--- EXERCISE PROMPT ---
Exactly repeat the material, dropping every picture from the copy.

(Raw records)
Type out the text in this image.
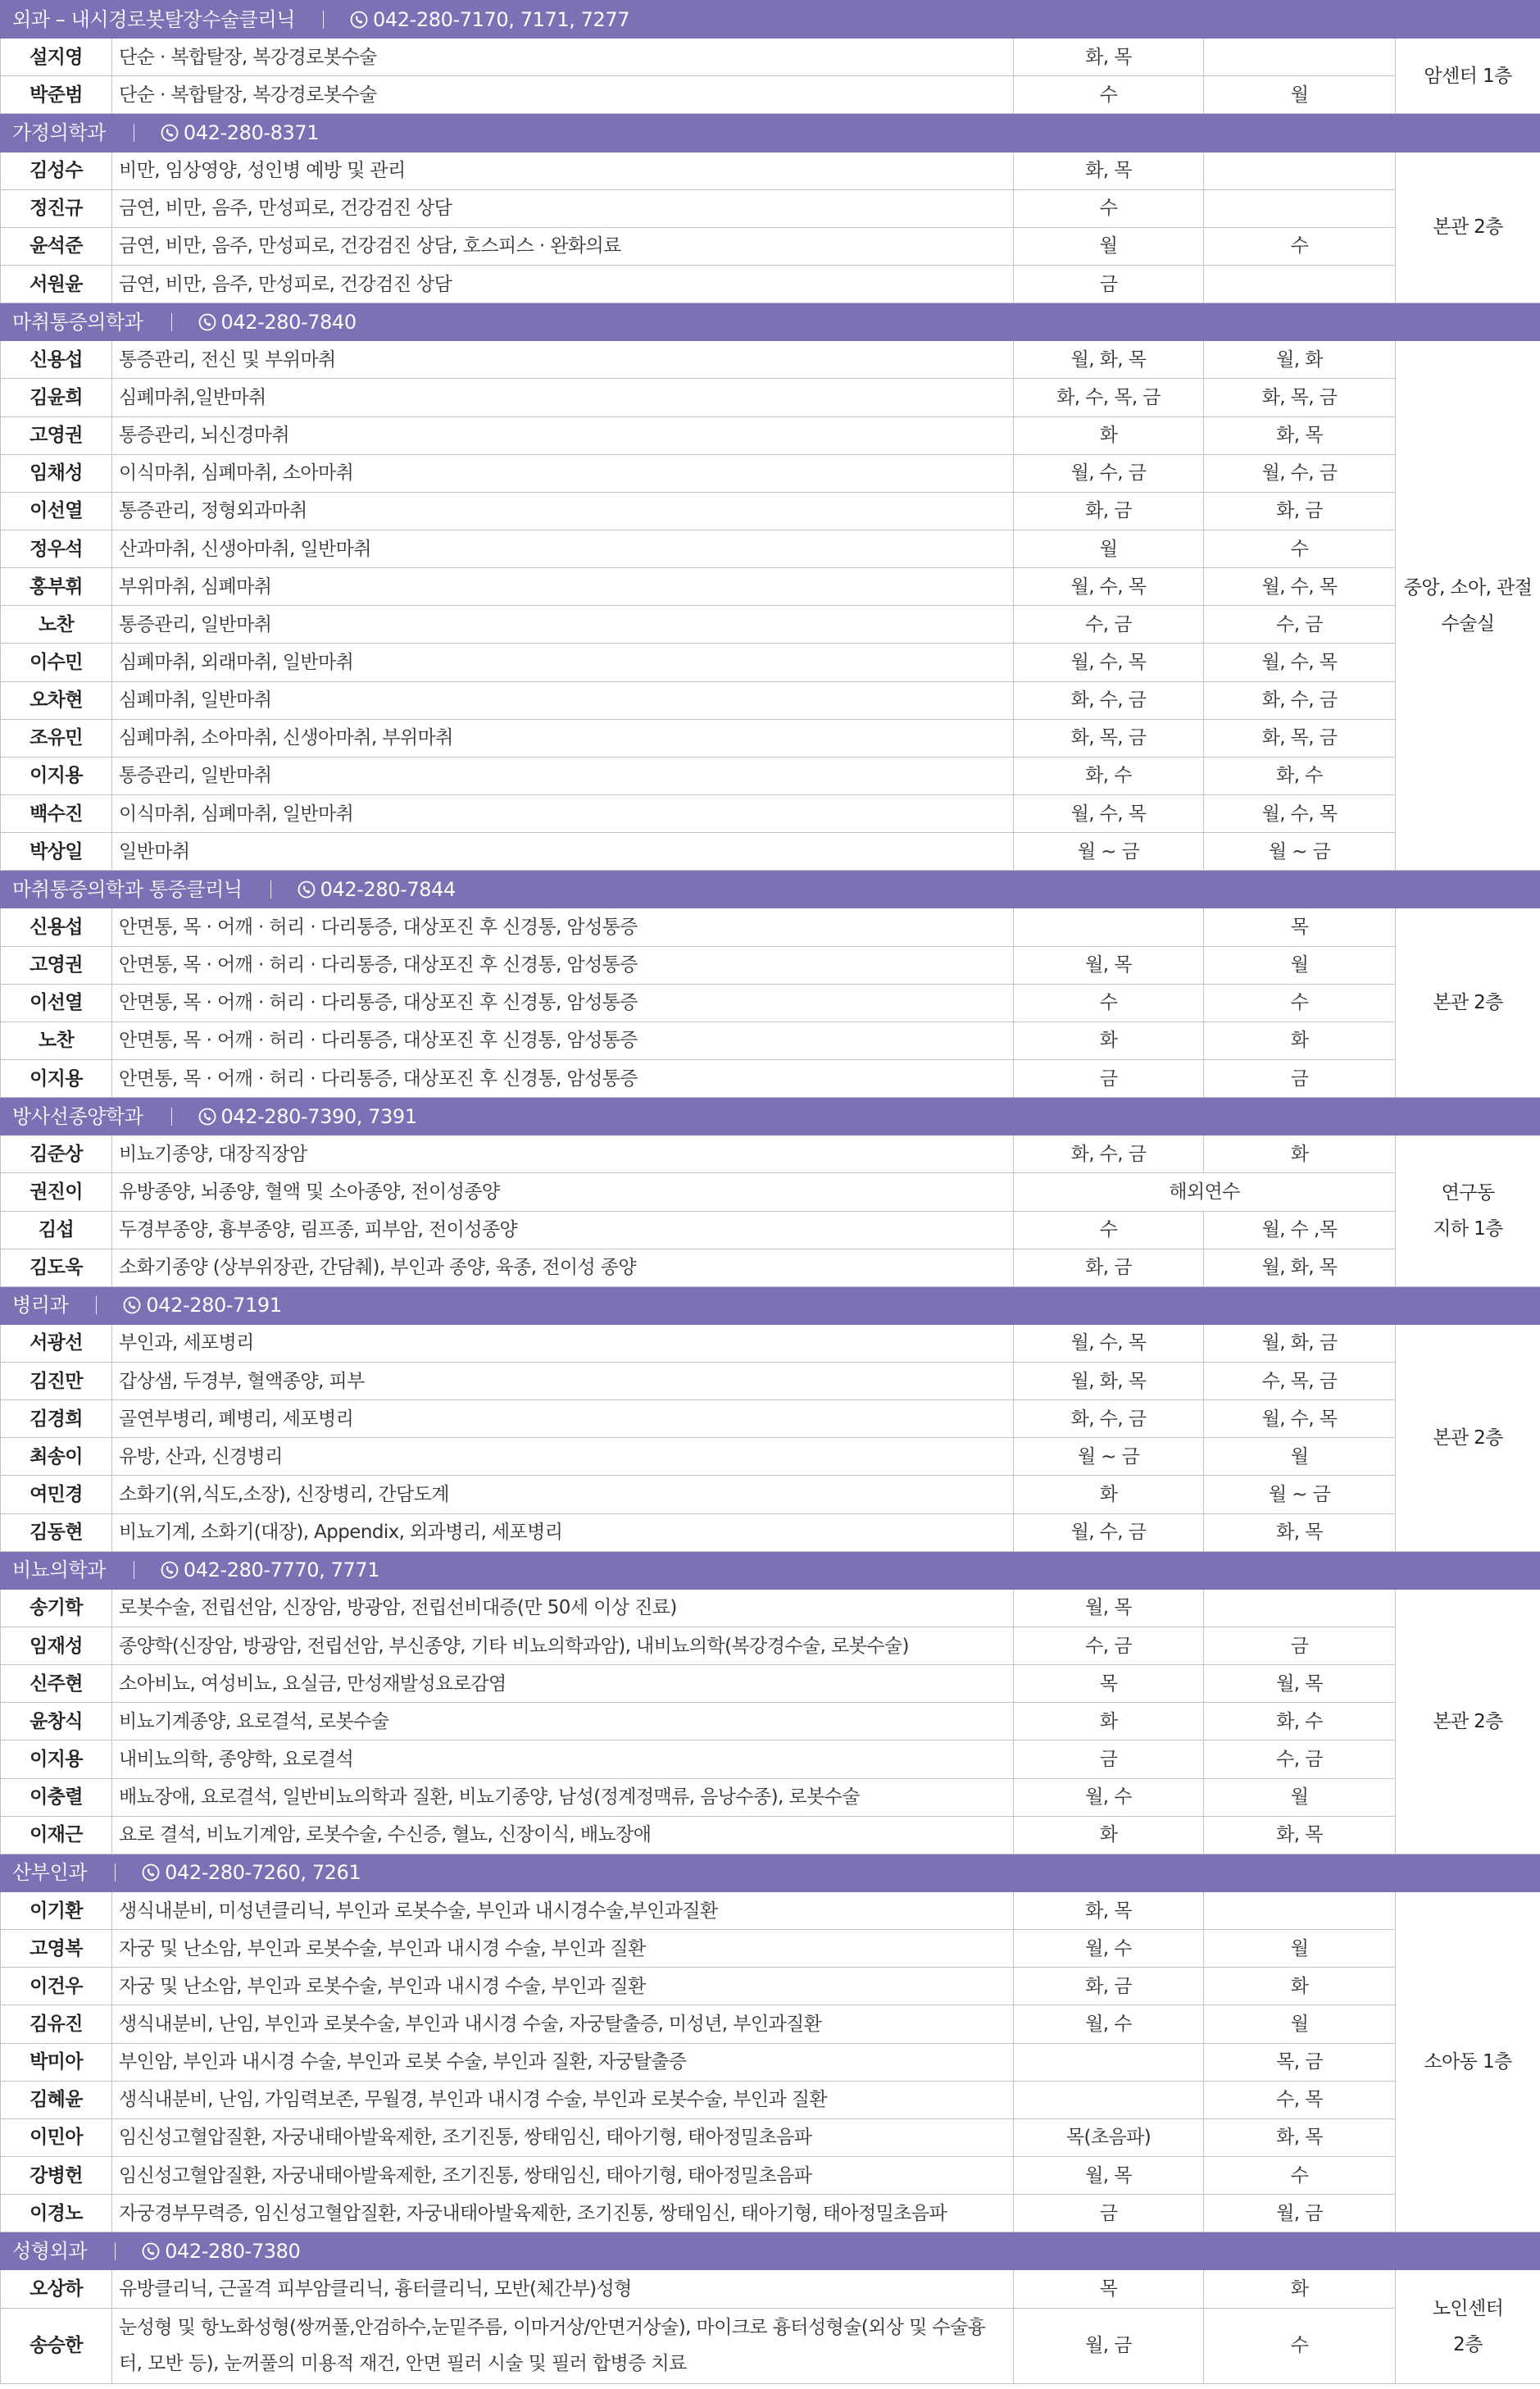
외과 – 내시경로봇탈장수술클리닉 042-280-7170, 7171, 7277				

설지영	단순 · 복합탈장, 복강경로봇수술	화, 목		암센터 1층
박준범	단순 · 복합탈장, 복강경로봇수술	수	월	

가정의학과 042-280-8371				

김성수	비만, 임상영양, 성인병 예방 및 관리	화, 목		본관 2층
정진규	금연, 비만, 음주, 만성피로, 건강검진 상담	수		
윤석준	금연, 비만, 음주, 만성피로, 건강검진 상담, 호스피스 · 완화의료	월	수	
서원윤	금연, 비만, 음주, 만성피로, 건강검진 상담	금		

마취통증의학과 042-280-7840				

신용섭	통증관리, 전신 및 부위마취	월, 화, 목	월, 화	중앙, 소아, 관절
수술실
김윤희	심폐마취,일반마취	화, 수, 목, 금	화, 목, 금	
고영권	통증관리, 뇌신경마취	화	화, 목	
임채성	이식마취, 심폐마취, 소아마취	월, 수, 금	월, 수, 금	
이선열	통증관리, 정형외과마취	화, 금	화, 금	
정우석	산과마취, 신생아마취, 일반마취	월	수	
홍부휘	부위마취, 심폐마취	월, 수, 목	월, 수, 목	
노찬	통증관리, 일반마취	수, 금	수, 금	
이수민	심폐마취, 외래마취, 일반마취	월, 수, 목	월, 수, 목	
오차현	심폐마취, 일반마취	화, 수, 금	화, 수, 금	
조유민	심폐마취, 소아마취, 신생아마취, 부위마취	화, 목, 금	화, 목, 금	
이지용	통증관리, 일반마취	화, 수	화, 수	
백수진	이식마취, 심폐마취, 일반마취	월, 수, 목	월, 수, 목	
박상일	일반마취	월 ~ 금	월 ~ 금	

마취통증의학과 통증클리닉 042-280-7844				

신용섭	안면통, 목 · 어깨 · 허리 · 다리통증, 대상포진 후 신경통, 암성통증		목	본관 2층
고영권	안면통, 목 · 어깨 · 허리 · 다리통증, 대상포진 후 신경통, 암성통증	월, 목	월	
이선열	안면통, 목 · 어깨 · 허리 · 다리통증, 대상포진 후 신경통, 암성통증	수	수	
노찬	안면통, 목 · 어깨 · 허리 · 다리통증, 대상포진 후 신경통, 암성통증	화	화	
이지용	안면통, 목 · 어깨 · 허리 · 다리통증, 대상포진 후 신경통, 암성통증	금	금	

방사선종양학과 042-280-7390, 7391				

김준상	비뇨기종양, 대장직장암	화, 수, 금	화	연구동
지하 1층
권진이	유방종양, 뇌종양, 혈액 및 소아종양, 전이성종양	해외연수		
김섭	두경부종양, 흉부종양, 림프종, 피부암, 전이성종양	수	월, 수 ,목	
김도욱	소화기종양 (상부위장관, 간담췌), 부인과 종양, 육종, 전이성 종양	화, 금	월, 화, 목	

병리과 042-280-7191				

서광선	부인과, 세포병리	월, 수, 목	월, 화, 금	본관 2층
김진만	갑상샘, 두경부, 혈액종양, 피부	월, 화, 목	수, 목, 금	
김경희	골연부병리, 폐병리, 세포병리	화, 수, 금	월, 수, 목	
최송이	유방, 산과, 신경병리	월 ~ 금	월	
여민경	소화기(위,식도,소장), 신장병리, 간담도계	화	월 ~ 금	
김동현	비뇨기계, 소화기(대장), Appendix, 외과병리, 세포병리	월, 수, 금	화, 목	

비뇨의학과 042-280-7770, 7771				

송기학	로봇수술, 전립선암, 신장암, 방광암, 전립선비대증(만 50세 이상 진료)	월, 목		본관 2층
임재성	종양학(신장암, 방광암, 전립선암, 부신종양, 기타 비뇨의학과암), 내비뇨의학(복강경수술, 로봇수술)	수, 금	금	
신주현	소아비뇨, 여성비뇨, 요실금, 만성재발성요로감염	목	월, 목	
윤창식	비뇨기계종양, 요로결석, 로봇수술	화	화, 수	
이지용	내비뇨의학, 종양학, 요로결석	금	수, 금	
이충렬	배뇨장애, 요로결석, 일반비뇨의학과 질환, 비뇨기종양, 남성(정계정맥류, 음낭수종), 로봇수술	월, 수	월	
이재근	요로 결석, 비뇨기계암, 로봇수술, 수신증, 혈뇨, 신장이식, 배뇨장애	화	화, 목	

산부인과 042-280-7260, 7261				

이기환	생식내분비, 미성년클리닉, 부인과 로봇수술, 부인과 내시경수술,부인과질환	화, 목		소아동 1층
고영복	자궁 및 난소암, 부인과 로봇수술, 부인과 내시경 수술, 부인과 질환	월, 수	월	
이건우	자궁 및 난소암, 부인과 로봇수술, 부인과 내시경 수술, 부인과 질환	화, 금	화	
김유진	생식내분비, 난임, 부인과 로봇수술, 부인과 내시경 수술, 자궁탈출증, 미성년, 부인과질환	월, 수	월	
박미아	부인암, 부인과 내시경 수술, 부인과 로봇 수술, 부인과 질환, 자궁탈출증		목, 금	
김혜윤	생식내분비, 난임, 가임력보존, 무월경, 부인과 내시경 수술, 부인과 로봇수술, 부인과 질환		수, 목	
이민아	임신성고혈압질환, 자궁내태아발육제한, 조기진통, 쌍태임신, 태아기형, 태아정밀초음파	목(초음파)	화, 목	
강병헌	임신성고혈압질환, 자궁내태아발육제한, 조기진통, 쌍태임신, 태아기형, 태아정밀초음파	월, 목	수	
이경노	자궁경부무력증, 임신성고혈압질환, 자궁내태아발육제한, 조기진통, 쌍태임신, 태아기형, 태아정밀초음파	금	월, 금	

성형외과 042-280-7380				

오상하	유방클리닉, 근골격 피부암클리닉, 흉터클리닉, 모반(체간부)성형	목	화	노인센터
2층
송승한	눈성형 및 항노화성형(쌍꺼풀,안검하수,눈밑주름, 이마거상/안면거상술), 마이크로 흉터성형술(외상 및 수술흉터, 모반 등), 눈꺼풀의 미용적 재건, 안면 필러 시술 및 필러 합병증 치료	월, 금	수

--- ANSWER TO THE TASK ---
Type out the text in this image.
외과 – 내시경로봇탈장수술클리닉 042-280-7170, 7171, 7277				

설지영	단순 · 복합탈장, 복강경로봇수술	화, 목		암센터 1층
박준범	단순 · 복합탈장, 복강경로봇수술	수	월	

가정의학과 042-280-8371				

김성수	비만, 임상영양, 성인병 예방 및 관리	화, 목		본관 2층
정진규	금연, 비만, 음주, 만성피로, 건강검진 상담	수		
윤석준	금연, 비만, 음주, 만성피로, 건강검진 상담, 호스피스 · 완화의료	월	수	
서원윤	금연, 비만, 음주, 만성피로, 건강검진 상담	금		

마취통증의학과 042-280-7840				

신용섭	통증관리, 전신 및 부위마취	월, 화, 목	월, 화	중앙, 소아, 관절
수술실
김윤희	심폐마취,일반마취	화, 수, 목, 금	화, 목, 금	
고영권	통증관리, 뇌신경마취	화	화, 목	
임채성	이식마취, 심폐마취, 소아마취	월, 수, 금	월, 수, 금	
이선열	통증관리, 정형외과마취	화, 금	화, 금	
정우석	산과마취, 신생아마취, 일반마취	월	수	
홍부휘	부위마취, 심폐마취	월, 수, 목	월, 수, 목	
노찬	통증관리, 일반마취	수, 금	수, 금	
이수민	심폐마취, 외래마취, 일반마취	월, 수, 목	월, 수, 목	
오차현	심폐마취, 일반마취	화, 수, 금	화, 수, 금	
조유민	심폐마취, 소아마취, 신생아마취, 부위마취	화, 목, 금	화, 목, 금	
이지용	통증관리, 일반마취	화, 수	화, 수	
백수진	이식마취, 심폐마취, 일반마취	월, 수, 목	월, 수, 목	
박상일	일반마취	월 ~ 금	월 ~ 금	

마취통증의학과 통증클리닉 042-280-7844				

신용섭	안면통, 목 · 어깨 · 허리 · 다리통증, 대상포진 후 신경통, 암성통증		목	본관 2층
고영권	안면통, 목 · 어깨 · 허리 · 다리통증, 대상포진 후 신경통, 암성통증	월, 목	월	
이선열	안면통, 목 · 어깨 · 허리 · 다리통증, 대상포진 후 신경통, 암성통증	수	수	
노찬	안면통, 목 · 어깨 · 허리 · 다리통증, 대상포진 후 신경통, 암성통증	화	화	
이지용	안면통, 목 · 어깨 · 허리 · 다리통증, 대상포진 후 신경통, 암성통증	금	금	

방사선종양학과 042-280-7390, 7391				

김준상	비뇨기종양, 대장직장암	화, 수, 금	화	연구동
지하 1층
권진이	유방종양, 뇌종양, 혈액 및 소아종양, 전이성종양	해외연수		
김섭	두경부종양, 흉부종양, 림프종, 피부암, 전이성종양	수	월, 수 ,목	
김도욱	소화기종양 (상부위장관, 간담췌), 부인과 종양, 육종, 전이성 종양	화, 금	월, 화, 목	

병리과 042-280-7191				

서광선	부인과, 세포병리	월, 수, 목	월, 화, 금	본관 2층
김진만	갑상샘, 두경부, 혈액종양, 피부	월, 화, 목	수, 목, 금	
김경희	골연부병리, 폐병리, 세포병리	화, 수, 금	월, 수, 목	
최송이	유방, 산과, 신경병리	월 ~ 금	월	
여민경	소화기(위,식도,소장), 신장병리, 간담도계	화	월 ~ 금	
김동현	비뇨기계, 소화기(대장), Appendix, 외과병리, 세포병리	월, 수, 금	화, 목	

비뇨의학과 042-280-7770, 7771				

송기학	로봇수술, 전립선암, 신장암, 방광암, 전립선비대증(만 50세 이상 진료)	월, 목		본관 2층
임재성	종양학(신장암, 방광암, 전립선암, 부신종양, 기타 비뇨의학과암), 내비뇨의학(복강경수술, 로봇수술)	수, 금	금	
신주현	소아비뇨, 여성비뇨, 요실금, 만성재발성요로감염	목	월, 목	
윤창식	비뇨기계종양, 요로결석, 로봇수술	화	화, 수	
이지용	내비뇨의학, 종양학, 요로결석	금	수, 금	
이충렬	배뇨장애, 요로결석, 일반비뇨의학과 질환, 비뇨기종양, 남성(정계정맥류, 음낭수종), 로봇수술	월, 수	월	
이재근	요로 결석, 비뇨기계암, 로봇수술, 수신증, 혈뇨, 신장이식, 배뇨장애	화	화, 목	

산부인과 042-280-7260, 7261				

이기환	생식내분비, 미성년클리닉, 부인과 로봇수술, 부인과 내시경수술,부인과질환	화, 목		소아동 1층
고영복	자궁 및 난소암, 부인과 로봇수술, 부인과 내시경 수술, 부인과 질환	월, 수	월	
이건우	자궁 및 난소암, 부인과 로봇수술, 부인과 내시경 수술, 부인과 질환	화, 금	화	
김유진	생식내분비, 난임, 부인과 로봇수술, 부인과 내시경 수술, 자궁탈출증, 미성년, 부인과질환	월, 수	월	
박미아	부인암, 부인과 내시경 수술, 부인과 로봇 수술, 부인과 질환, 자궁탈출증		목, 금	
김혜윤	생식내분비, 난임, 가임력보존, 무월경, 부인과 내시경 수술, 부인과 로봇수술, 부인과 질환		수, 목	
이민아	임신성고혈압질환, 자궁내태아발육제한, 조기진통, 쌍태임신, 태아기형, 태아정밀초음파	목(초음파)	화, 목	
강병헌	임신성고혈압질환, 자궁내태아발육제한, 조기진통, 쌍태임신, 태아기형, 태아정밀초음파	월, 목	수	
이경노	자궁경부무력증, 임신성고혈압질환, 자궁내태아발육제한, 조기진통, 쌍태임신, 태아기형, 태아정밀초음파	금	월, 금	

성형외과 042-280-7380				

오상하	유방클리닉, 근골격 피부암클리닉, 흉터클리닉, 모반(체간부)성형	목	화	노인센터
2층
송승한	눈성형 및 항노화성형(쌍꺼풀,안검하수,눈밑주름, 이마거상/안면거상술), 마이크로 흉터성형술(외상 및 수술흉터, 모반 등), 눈꺼풀의 미용적 재건, 안면 필러 시술 및 필러 합병증 치료	월, 금	수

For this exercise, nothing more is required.